• **Dataset excerpts**:
══════

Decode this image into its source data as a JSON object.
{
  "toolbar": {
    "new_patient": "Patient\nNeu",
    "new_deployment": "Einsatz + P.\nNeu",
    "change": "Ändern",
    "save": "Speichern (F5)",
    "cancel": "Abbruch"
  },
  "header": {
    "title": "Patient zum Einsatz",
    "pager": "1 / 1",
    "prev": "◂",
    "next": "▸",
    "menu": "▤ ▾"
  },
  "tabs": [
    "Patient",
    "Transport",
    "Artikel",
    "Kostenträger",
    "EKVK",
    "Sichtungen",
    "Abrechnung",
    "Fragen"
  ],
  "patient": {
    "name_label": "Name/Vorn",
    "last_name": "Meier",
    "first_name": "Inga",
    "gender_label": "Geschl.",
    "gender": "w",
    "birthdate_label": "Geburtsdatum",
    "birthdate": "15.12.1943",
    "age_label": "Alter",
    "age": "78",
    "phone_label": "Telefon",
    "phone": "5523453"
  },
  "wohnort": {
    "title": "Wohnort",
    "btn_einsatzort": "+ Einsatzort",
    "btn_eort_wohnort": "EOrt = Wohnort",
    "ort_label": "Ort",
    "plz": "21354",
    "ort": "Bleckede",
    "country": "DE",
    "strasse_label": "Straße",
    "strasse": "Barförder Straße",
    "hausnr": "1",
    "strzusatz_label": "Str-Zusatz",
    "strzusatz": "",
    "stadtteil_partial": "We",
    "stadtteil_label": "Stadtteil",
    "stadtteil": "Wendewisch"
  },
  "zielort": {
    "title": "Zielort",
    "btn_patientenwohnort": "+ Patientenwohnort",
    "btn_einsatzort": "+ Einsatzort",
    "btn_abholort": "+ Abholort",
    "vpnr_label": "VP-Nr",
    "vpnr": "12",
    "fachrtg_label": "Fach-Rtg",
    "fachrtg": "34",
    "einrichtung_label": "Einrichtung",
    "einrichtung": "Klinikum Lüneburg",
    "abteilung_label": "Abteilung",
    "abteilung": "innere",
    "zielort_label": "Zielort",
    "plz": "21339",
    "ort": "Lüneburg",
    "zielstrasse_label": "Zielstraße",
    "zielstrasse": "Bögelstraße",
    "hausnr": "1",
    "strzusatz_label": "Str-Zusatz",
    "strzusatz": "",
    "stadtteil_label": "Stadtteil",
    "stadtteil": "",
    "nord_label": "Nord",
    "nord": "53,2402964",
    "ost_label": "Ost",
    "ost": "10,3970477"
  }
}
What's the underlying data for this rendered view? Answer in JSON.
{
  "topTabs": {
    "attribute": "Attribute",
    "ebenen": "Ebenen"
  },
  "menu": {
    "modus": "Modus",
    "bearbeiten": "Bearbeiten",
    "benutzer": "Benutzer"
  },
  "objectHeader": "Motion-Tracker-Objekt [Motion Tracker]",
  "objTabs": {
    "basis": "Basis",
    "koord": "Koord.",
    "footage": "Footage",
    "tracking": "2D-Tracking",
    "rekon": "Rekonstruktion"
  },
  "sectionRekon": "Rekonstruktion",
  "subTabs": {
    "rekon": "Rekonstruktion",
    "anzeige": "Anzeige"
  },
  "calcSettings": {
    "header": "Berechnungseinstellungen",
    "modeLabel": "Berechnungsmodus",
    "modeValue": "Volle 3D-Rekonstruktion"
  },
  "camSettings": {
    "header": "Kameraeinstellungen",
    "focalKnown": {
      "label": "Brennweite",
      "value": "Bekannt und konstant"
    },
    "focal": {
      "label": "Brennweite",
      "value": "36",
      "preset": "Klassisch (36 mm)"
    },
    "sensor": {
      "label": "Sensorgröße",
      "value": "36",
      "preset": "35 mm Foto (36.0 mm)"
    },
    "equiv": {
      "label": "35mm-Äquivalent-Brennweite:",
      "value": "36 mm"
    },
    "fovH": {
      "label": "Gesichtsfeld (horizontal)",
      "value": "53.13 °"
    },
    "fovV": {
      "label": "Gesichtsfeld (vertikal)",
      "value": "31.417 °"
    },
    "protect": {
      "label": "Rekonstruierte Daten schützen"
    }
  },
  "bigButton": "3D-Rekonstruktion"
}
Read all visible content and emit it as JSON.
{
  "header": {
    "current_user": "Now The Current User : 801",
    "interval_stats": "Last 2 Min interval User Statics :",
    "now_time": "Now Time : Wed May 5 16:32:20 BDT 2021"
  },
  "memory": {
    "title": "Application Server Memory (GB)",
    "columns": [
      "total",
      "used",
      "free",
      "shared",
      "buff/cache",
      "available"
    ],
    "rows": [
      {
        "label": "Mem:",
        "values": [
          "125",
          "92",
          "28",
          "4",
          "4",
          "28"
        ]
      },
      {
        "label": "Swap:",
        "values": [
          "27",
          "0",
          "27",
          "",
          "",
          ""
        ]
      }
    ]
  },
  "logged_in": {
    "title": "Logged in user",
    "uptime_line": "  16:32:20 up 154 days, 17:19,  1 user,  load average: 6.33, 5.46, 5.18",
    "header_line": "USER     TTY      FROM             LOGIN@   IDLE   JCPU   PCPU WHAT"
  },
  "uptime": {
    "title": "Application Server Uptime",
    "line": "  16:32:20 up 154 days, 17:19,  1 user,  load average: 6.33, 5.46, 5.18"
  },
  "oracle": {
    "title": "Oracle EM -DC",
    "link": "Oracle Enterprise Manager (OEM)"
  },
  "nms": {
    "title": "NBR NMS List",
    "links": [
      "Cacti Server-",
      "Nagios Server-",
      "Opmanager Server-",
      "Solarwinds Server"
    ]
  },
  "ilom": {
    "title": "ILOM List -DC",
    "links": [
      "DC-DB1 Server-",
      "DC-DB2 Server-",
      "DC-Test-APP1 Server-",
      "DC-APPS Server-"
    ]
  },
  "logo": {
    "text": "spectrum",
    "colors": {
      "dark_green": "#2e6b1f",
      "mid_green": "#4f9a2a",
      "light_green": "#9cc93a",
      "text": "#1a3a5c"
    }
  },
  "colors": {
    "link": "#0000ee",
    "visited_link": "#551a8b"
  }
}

══════

• **To do**: Would you reproduce all the entries exactly?

• **Exercise solution**:
Decode this image into its source data as a JSON object.
{
  "toolbar": {
    "new_patient": "Patient\nNeu",
    "new_deployment": "Einsatz + P.\nNeu",
    "change": "Ändern",
    "save": "Speichern (F5)",
    "cancel": "Abbruch"
  },
  "header": {
    "title": "Patient zum Einsatz",
    "pager": "1 / 1",
    "prev": "◂",
    "next": "▸",
    "menu": "▤ ▾"
  },
  "tabs": [
    "Patient",
    "Transport",
    "Artikel",
    "Kostenträger",
    "EKVK",
    "Sichtungen",
    "Abrechnung",
    "Fragen"
  ],
  "patient": {
    "name_label": "Name/Vorn",
    "last_name": "Meier",
    "first_name": "Inga",
    "gender_label": "Geschl.",
    "gender": "w",
    "birthdate_label": "Geburtsdatum",
    "birthdate": "15.12.1943",
    "age_label": "Alter",
    "age": "78",
    "phone_label": "Telefon",
    "phone": "5523453"
  },
  "wohnort": {
    "title": "Wohnort",
    "btn_einsatzort": "+ Einsatzort",
    "btn_eort_wohnort": "EOrt = Wohnort",
    "ort_label": "Ort",
    "plz": "21354",
    "ort": "Bleckede",
    "country": "DE",
    "strasse_label": "Straße",
    "strasse": "Barförder Straße",
    "hausnr": "1",
    "strzusatz_label": "Str-Zusatz",
    "strzusatz": "",
    "stadtteil_partial": "We",
    "stadtteil_label": "Stadtteil",
    "stadtteil": "Wendewisch"
  },
  "zielort": {
    "title": "Zielort",
    "btn_patientenwohnort": "+ Patientenwohnort",
    "btn_einsatzort": "+ Einsatzort",
    "btn_abholort": "+ Abholort",
    "vpnr_label": "VP-Nr",
    "vpnr": "12",
    "fachrtg_label": "Fach-Rtg",
    "fachrtg": "34",
    "einrichtung_label": "Einrichtung",
    "einrichtung": "Klinikum Lüneburg",
    "abteilung_label": "Abteilung",
    "abteilung": "innere",
    "zielort_label": "Zielort",
    "plz": "21339",
    "ort": "Lüneburg",
    "zielstrasse_label": "Zielstraße",
    "zielstrasse": "Bögelstraße",
    "hausnr": "1",
    "strzusatz_label": "Str-Zusatz",
    "strzusatz": "",
    "stadtteil_label": "Stadtteil",
    "stadtteil": "",
    "nord_label": "Nord",
    "nord": "53,2402964",
    "ost_label": "Ost",
    "ost": "10,3970477"
  }
}
What's the underlying data for this rendered view? Answer in JSON.
{
  "topTabs": {
    "attribute": "Attribute",
    "ebenen": "Ebenen"
  },
  "menu": {
    "modus": "Modus",
    "bearbeiten": "Bearbeiten",
    "benutzer": "Benutzer"
  },
  "objectHeader": "Motion-Tracker-Objekt [Motion Tracker]",
  "objTabs": {
    "basis": "Basis",
    "koord": "Koord.",
    "footage": "Footage",
    "tracking": "2D-Tracking",
    "rekon": "Rekonstruktion"
  },
  "sectionRekon": "Rekonstruktion",
  "subTabs": {
    "rekon": "Rekonstruktion",
    "anzeige": "Anzeige"
  },
  "calcSettings": {
    "header": "Berechnungseinstellungen",
    "modeLabel": "Berechnungsmodus",
    "modeValue": "Volle 3D-Rekonstruktion"
  },
  "camSettings": {
    "header": "Kameraeinstellungen",
    "focalKnown": {
      "label": "Brennweite",
      "value": "Bekannt und konstant"
    },
    "focal": {
      "label": "Brennweite",
      "value": "36",
      "preset": "Klassisch (36 mm)"
    },
    "sensor": {
      "label": "Sensorgröße",
      "value": "36",
      "preset": "35 mm Foto (36.0 mm)"
    },
    "equiv": {
      "label": "35mm-Äquivalent-Brennweite:",
      "value": "36 mm"
    },
    "fovH": {
      "label": "Gesichtsfeld (horizontal)",
      "value": "53.13 °"
    },
    "fovV": {
      "label": "Gesichtsfeld (vertikal)",
      "value": "31.417 °"
    },
    "protect": {
      "label": "Rekonstruierte Daten schützen"
    }
  },
  "bigButton": "3D-Rekonstruktion"
}
Read all visible content and emit it as JSON.
{
  "header": {
    "current_user": "Now The Current User : 801",
    "interval_stats": "Last 2 Min interval User Statics :",
    "now_time": "Now Time : Wed May 5 16:32:20 BDT 2021"
  },
  "memory": {
    "title": "Application Server Memory (GB)",
    "columns": [
      "total",
      "used",
      "free",
      "shared",
      "buff/cache",
      "available"
    ],
    "rows": [
      {
        "label": "Mem:",
        "values": [
          "125",
          "92",
          "28",
          "4",
          "4",
          "28"
        ]
      },
      {
        "label": "Swap:",
        "values": [
          "27",
          "0",
          "27",
          "",
          "",
          ""
        ]
      }
    ]
  },
  "logged_in": {
    "title": "Logged in user",
    "uptime_line": "  16:32:20 up 154 days, 17:19,  1 user,  load average: 6.33, 5.46, 5.18",
    "header_line": "USER     TTY      FROM             LOGIN@   IDLE   JCPU   PCPU WHAT"
  },
  "uptime": {
    "title": "Application Server Uptime",
    "line": "  16:32:20 up 154 days, 17:19,  1 user,  load average: 6.33, 5.46, 5.18"
  },
  "oracle": {
    "title": "Oracle EM -DC",
    "link": "Oracle Enterprise Manager (OEM)"
  },
  "nms": {
    "title": "NBR NMS List",
    "links": [
      "Cacti Server-",
      "Nagios Server-",
      "Opmanager Server-",
      "Solarwinds Server"
    ]
  },
  "ilom": {
    "title": "ILOM List -DC",
    "links": [
      "DC-DB1 Server-",
      "DC-DB2 Server-",
      "DC-Test-APP1 Server-",
      "DC-APPS Server-"
    ]
  },
  "logo": {
    "text": "spectrum",
    "colors": {
      "dark_green": "#2e6b1f",
      "mid_green": "#4f9a2a",
      "light_green": "#9cc93a",
      "text": "#1a3a5c"
    }
  },
  "colors": {
    "link": "#0000ee",
    "visited_link": "#551a8b"
  }
}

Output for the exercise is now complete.